# Instructions for the task
Restate the data exactly as given and keep the pictures out.

# Provided records
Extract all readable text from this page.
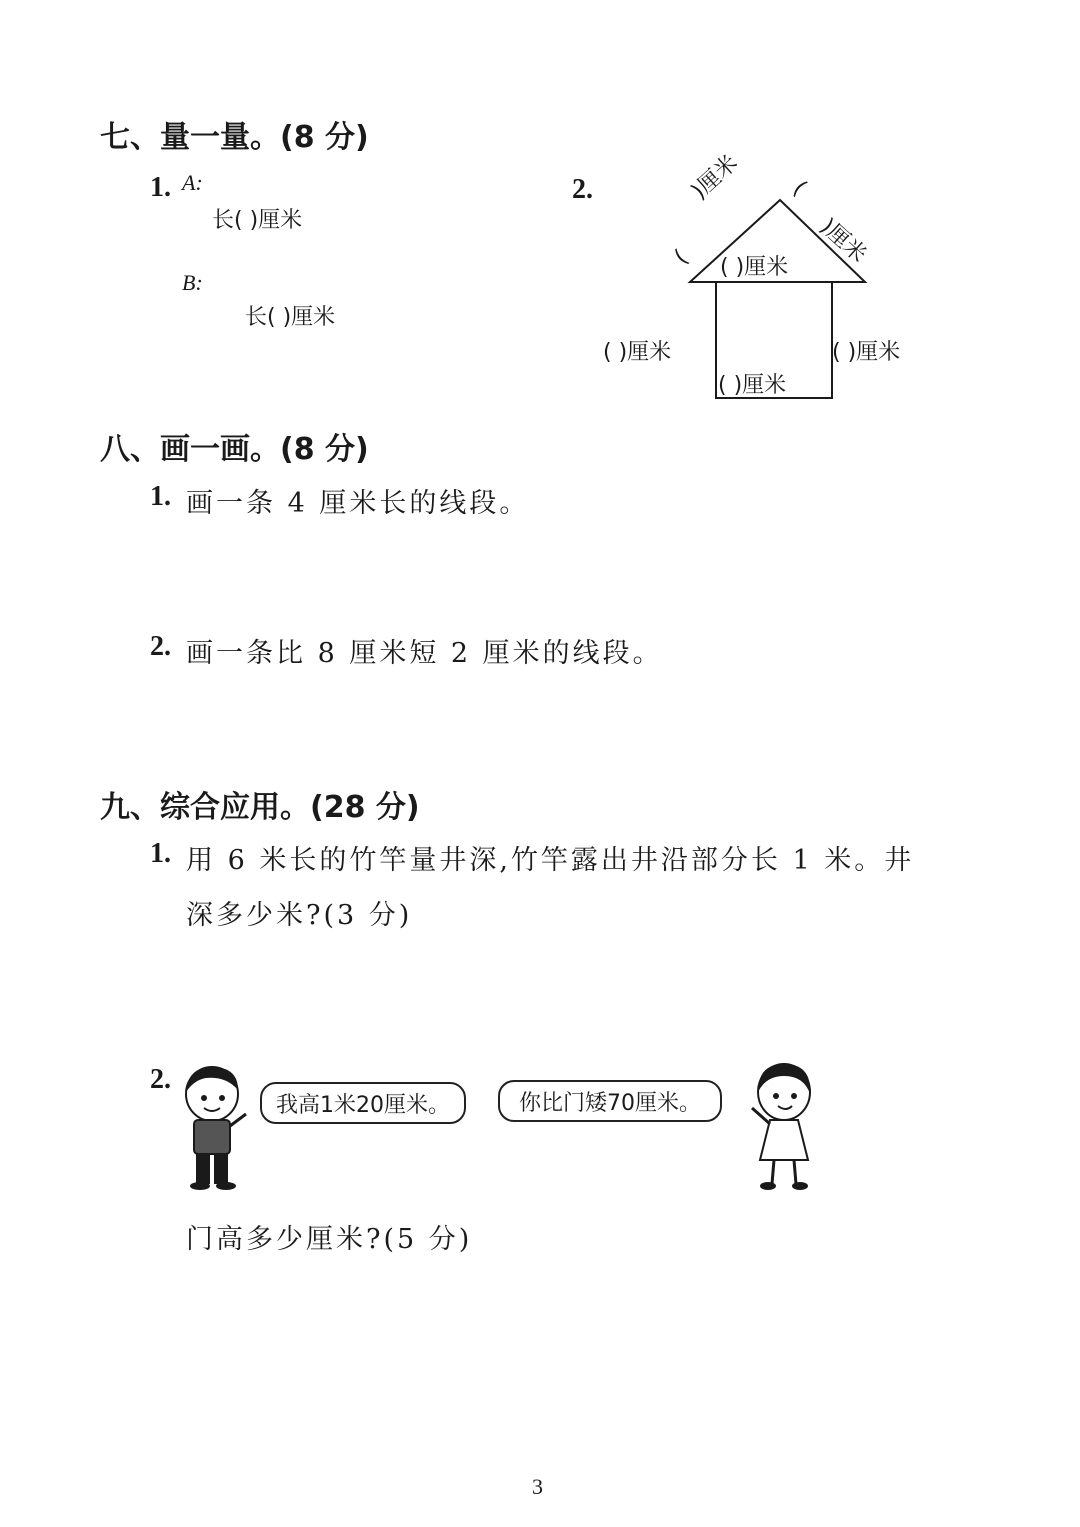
七、量一量。(8 分)
1. A:
长( )厘米
B:
长( )厘米
2.	)厘米
(
(
)厘米
( )厘米
( )厘米	( )厘米
( )厘米
八、画一画。(8 分)
1. 画一条 4 厘米长的线段。
2. 画一条比 8 厘米短 2 厘米的线段。
九、综合应用。(28 分)
1. 用 6 米长的竹竿量井深,竹竿露出井沿部分长 1 米。井
深多少米?(3 分)
2.
我高1米20厘米。	你比门矮70厘米。
门高多少厘米?(5 分)
3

# Output below
Extract all readable text from this page.
七、量一量。(8 分)
1. A:
长( )厘米
B:
长( )厘米
2.	)厘米
(
(
)厘米
( )厘米
( )厘米	( )厘米
( )厘米
八、画一画。(8 分)
1. 画一条 4 厘米长的线段。
2. 画一条比 8 厘米短 2 厘米的线段。
九、综合应用。(28 分)
1. 用 6 米长的竹竿量井深,竹竿露出井沿部分长 1 米。井
深多少米?(3 分)
2.
我高1米20厘米。	你比门矮70厘米。
门高多少厘米?(5 分)
3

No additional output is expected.